▸ Rows from a figure dataset
=====
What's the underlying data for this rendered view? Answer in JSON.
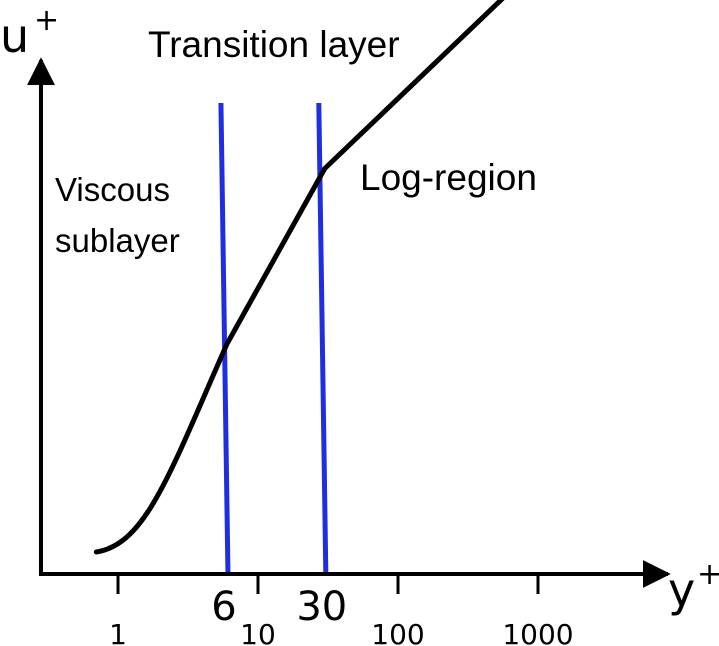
{
  "chart_data": {
    "type": "line",
    "title": "",
    "xlabel": "y+",
    "ylabel": "u+",
    "xscale": "log",
    "x_tick_labels": [
      "1",
      "10",
      "100",
      "1000"
    ],
    "boundary_tick_labels": [
      "6",
      "30"
    ],
    "region_labels": {
      "viscous_line1": "Viscous",
      "viscous_line2": "sublayer",
      "transition": "Transition layer",
      "log": "Log-region"
    },
    "boundaries": [
      6,
      30
    ],
    "series": [
      {
        "x": [
          0.7,
          1.5,
          3,
          6,
          30,
          1500
        ],
        "y": [
          1.0,
          1.55,
          2.6,
          4.2,
          6.9,
          10.4
        ]
      }
    ],
    "grid": false,
    "colors": {
      "curve": "#000000",
      "boundary_lines": "#1f2fe0",
      "axes": "#000000"
    }
  }
}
=====
▸ The exercise
Copy every line above word for word and exclude the pictures.

▸ Task response
What's the underlying data for this rendered view? Answer in JSON.
{
  "chart_data": {
    "type": "line",
    "title": "",
    "xlabel": "y+",
    "ylabel": "u+",
    "xscale": "log",
    "x_tick_labels": [
      "1",
      "10",
      "100",
      "1000"
    ],
    "boundary_tick_labels": [
      "6",
      "30"
    ],
    "region_labels": {
      "viscous_line1": "Viscous",
      "viscous_line2": "sublayer",
      "transition": "Transition layer",
      "log": "Log-region"
    },
    "boundaries": [
      6,
      30
    ],
    "series": [
      {
        "x": [
          0.7,
          1.5,
          3,
          6,
          30,
          1500
        ],
        "y": [
          1.0,
          1.55,
          2.6,
          4.2,
          6.9,
          10.4
        ]
      }
    ],
    "grid": false,
    "colors": {
      "curve": "#000000",
      "boundary_lines": "#1f2fe0",
      "axes": "#000000"
    }
  }
}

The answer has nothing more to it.